- Recorded information
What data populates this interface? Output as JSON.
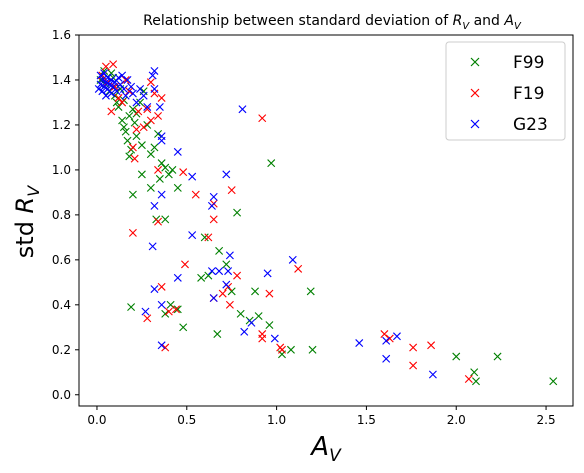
{
  "chart_data": {
    "type": "scatter",
    "title_prefix": "Relationship between standard deviation of ",
    "title_sym1": "R",
    "title_sub1": "V",
    "title_mid": " and ",
    "title_sym2": "A",
    "title_sub2": "V",
    "xlabel_sym": "A",
    "xlabel_sub": "V",
    "ylabel_prefix": "std ",
    "ylabel_sym": "R",
    "ylabel_sub": "V",
    "xlim": [
      -0.1,
      2.65
    ],
    "ylim": [
      -0.05,
      1.6
    ],
    "xticks": [
      0.0,
      0.5,
      1.0,
      1.5,
      2.0,
      2.5
    ],
    "xtick_labels": [
      "0.0",
      "0.5",
      "1.0",
      "1.5",
      "2.0",
      "2.5"
    ],
    "yticks": [
      0.0,
      0.2,
      0.4,
      0.6,
      0.8,
      1.0,
      1.2,
      1.4,
      1.6
    ],
    "ytick_labels": [
      "0.0",
      "0.2",
      "0.4",
      "0.6",
      "0.8",
      "1.0",
      "1.2",
      "1.4",
      "1.6"
    ],
    "legend_position": "top-right",
    "series": [
      {
        "name": "F99",
        "color": "#008000",
        "marker": "x",
        "points": [
          [
            0.02,
            1.4
          ],
          [
            0.04,
            1.44
          ],
          [
            0.05,
            1.38
          ],
          [
            0.07,
            1.35
          ],
          [
            0.08,
            1.43
          ],
          [
            0.09,
            1.41
          ],
          [
            0.1,
            1.33
          ],
          [
            0.11,
            1.3
          ],
          [
            0.12,
            1.28
          ],
          [
            0.13,
            1.36
          ],
          [
            0.14,
            1.22
          ],
          [
            0.15,
            1.19
          ],
          [
            0.16,
            1.17
          ],
          [
            0.17,
            1.13
          ],
          [
            0.18,
            1.24
          ],
          [
            0.19,
            1.09
          ],
          [
            0.2,
            1.27
          ],
          [
            0.21,
            1.21
          ],
          [
            0.22,
            1.15
          ],
          [
            0.24,
            1.3
          ],
          [
            0.25,
            1.11
          ],
          [
            0.26,
            1.35
          ],
          [
            0.28,
            1.2
          ],
          [
            0.3,
            1.07
          ],
          [
            0.32,
            1.1
          ],
          [
            0.34,
            1.16
          ],
          [
            0.36,
            1.03
          ],
          [
            0.38,
            1.01
          ],
          [
            0.4,
            0.98
          ],
          [
            0.45,
            0.92
          ],
          [
            0.25,
            0.98
          ],
          [
            0.3,
            0.92
          ],
          [
            0.2,
            0.89
          ],
          [
            0.35,
            0.96
          ],
          [
            0.42,
            1.0
          ],
          [
            0.33,
            0.78
          ],
          [
            0.38,
            0.78
          ],
          [
            0.6,
            0.7
          ],
          [
            0.68,
            0.64
          ],
          [
            0.78,
            0.81
          ],
          [
            0.97,
            1.03
          ],
          [
            0.72,
            0.58
          ],
          [
            0.58,
            0.52
          ],
          [
            0.62,
            0.53
          ],
          [
            0.88,
            0.46
          ],
          [
            0.19,
            0.39
          ],
          [
            0.41,
            0.4
          ],
          [
            0.45,
            0.38
          ],
          [
            0.38,
            0.36
          ],
          [
            0.48,
            0.3
          ],
          [
            0.67,
            0.27
          ],
          [
            0.75,
            0.46
          ],
          [
            0.8,
            0.36
          ],
          [
            0.85,
            0.33
          ],
          [
            0.9,
            0.35
          ],
          [
            0.96,
            0.31
          ],
          [
            1.03,
            0.18
          ],
          [
            1.08,
            0.2
          ],
          [
            1.19,
            0.46
          ],
          [
            1.2,
            0.2
          ],
          [
            2.0,
            0.17
          ],
          [
            2.1,
            0.1
          ],
          [
            2.11,
            0.06
          ],
          [
            2.23,
            0.17
          ],
          [
            2.54,
            0.06
          ],
          [
            0.18,
            1.06
          ],
          [
            0.22,
            1.25
          ],
          [
            0.15,
            1.31
          ]
        ]
      },
      {
        "name": "F19",
        "color": "#ff0000",
        "marker": "x",
        "points": [
          [
            0.03,
            1.42
          ],
          [
            0.05,
            1.46
          ],
          [
            0.06,
            1.39
          ],
          [
            0.08,
            1.26
          ],
          [
            0.09,
            1.47
          ],
          [
            0.1,
            1.37
          ],
          [
            0.12,
            1.32
          ],
          [
            0.14,
            1.3
          ],
          [
            0.16,
            1.4
          ],
          [
            0.18,
            1.35
          ],
          [
            0.2,
            1.1
          ],
          [
            0.21,
            1.05
          ],
          [
            0.23,
            1.26
          ],
          [
            0.26,
            1.19
          ],
          [
            0.28,
            1.27
          ],
          [
            0.3,
            1.39
          ],
          [
            0.32,
            1.34
          ],
          [
            0.34,
            1.24
          ],
          [
            0.36,
            1.32
          ],
          [
            0.3,
            1.22
          ],
          [
            0.2,
            0.72
          ],
          [
            0.34,
            0.77
          ],
          [
            0.34,
            1.0
          ],
          [
            0.48,
            0.99
          ],
          [
            0.55,
            0.89
          ],
          [
            0.62,
            0.7
          ],
          [
            0.65,
            0.78
          ],
          [
            0.65,
            0.85
          ],
          [
            0.75,
            0.91
          ],
          [
            0.73,
            0.48
          ],
          [
            0.7,
            0.45
          ],
          [
            0.78,
            0.53
          ],
          [
            0.92,
            1.23
          ],
          [
            1.12,
            0.56
          ],
          [
            0.49,
            0.58
          ],
          [
            0.36,
            0.48
          ],
          [
            0.4,
            0.37
          ],
          [
            0.44,
            0.38
          ],
          [
            0.28,
            0.34
          ],
          [
            0.38,
            0.21
          ],
          [
            0.65,
            0.43
          ],
          [
            0.74,
            0.4
          ],
          [
            0.92,
            0.27
          ],
          [
            0.92,
            0.25
          ],
          [
            0.96,
            0.45
          ],
          [
            1.02,
            0.21
          ],
          [
            1.03,
            0.2
          ],
          [
            1.6,
            0.27
          ],
          [
            1.63,
            0.25
          ],
          [
            1.76,
            0.21
          ],
          [
            1.76,
            0.13
          ],
          [
            1.86,
            0.22
          ],
          [
            2.07,
            0.07
          ],
          [
            0.22,
            1.18
          ]
        ]
      },
      {
        "name": "G23",
        "color": "#0000ff",
        "marker": "x",
        "points": [
          [
            0.01,
            1.36
          ],
          [
            0.02,
            1.38
          ],
          [
            0.02,
            1.42
          ],
          [
            0.03,
            1.35
          ],
          [
            0.03,
            1.4
          ],
          [
            0.04,
            1.37
          ],
          [
            0.04,
            1.43
          ],
          [
            0.05,
            1.33
          ],
          [
            0.05,
            1.39
          ],
          [
            0.06,
            1.41
          ],
          [
            0.06,
            1.36
          ],
          [
            0.07,
            1.38
          ],
          [
            0.08,
            1.34
          ],
          [
            0.08,
            1.4
          ],
          [
            0.09,
            1.37
          ],
          [
            0.1,
            1.39
          ],
          [
            0.11,
            1.35
          ],
          [
            0.12,
            1.41
          ],
          [
            0.13,
            1.38
          ],
          [
            0.14,
            1.42
          ],
          [
            0.15,
            1.36
          ],
          [
            0.16,
            1.33
          ],
          [
            0.17,
            1.4
          ],
          [
            0.19,
            1.37
          ],
          [
            0.2,
            1.34
          ],
          [
            0.22,
            1.3
          ],
          [
            0.24,
            1.36
          ],
          [
            0.26,
            1.33
          ],
          [
            0.28,
            1.28
          ],
          [
            0.31,
            1.42
          ],
          [
            0.32,
            1.36
          ],
          [
            0.32,
            1.44
          ],
          [
            0.35,
            1.28
          ],
          [
            0.36,
            1.15
          ],
          [
            0.36,
            1.13
          ],
          [
            0.45,
            1.08
          ],
          [
            0.32,
            0.84
          ],
          [
            0.36,
            0.89
          ],
          [
            0.53,
            0.97
          ],
          [
            0.65,
            0.88
          ],
          [
            0.72,
            0.98
          ],
          [
            0.81,
            1.27
          ],
          [
            0.64,
            0.84
          ],
          [
            0.53,
            0.71
          ],
          [
            0.74,
            0.62
          ],
          [
            0.31,
            0.66
          ],
          [
            0.64,
            0.55
          ],
          [
            0.68,
            0.55
          ],
          [
            0.73,
            0.55
          ],
          [
            0.95,
            0.54
          ],
          [
            1.09,
            0.6
          ],
          [
            0.45,
            0.52
          ],
          [
            0.32,
            0.47
          ],
          [
            0.36,
            0.4
          ],
          [
            0.27,
            0.37
          ],
          [
            0.36,
            0.22
          ],
          [
            0.65,
            0.43
          ],
          [
            0.82,
            0.28
          ],
          [
            0.86,
            0.32
          ],
          [
            0.99,
            0.25
          ],
          [
            1.46,
            0.23
          ],
          [
            1.61,
            0.16
          ],
          [
            1.61,
            0.24
          ],
          [
            1.67,
            0.26
          ],
          [
            1.87,
            0.09
          ],
          [
            0.72,
            0.49
          ]
        ]
      }
    ]
  }
}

- Problem to work on
Gather each line holding the string "color".

- Solved problem
        "color": "#008000",
        "color": "#ff0000",
        "color": "#0000ff",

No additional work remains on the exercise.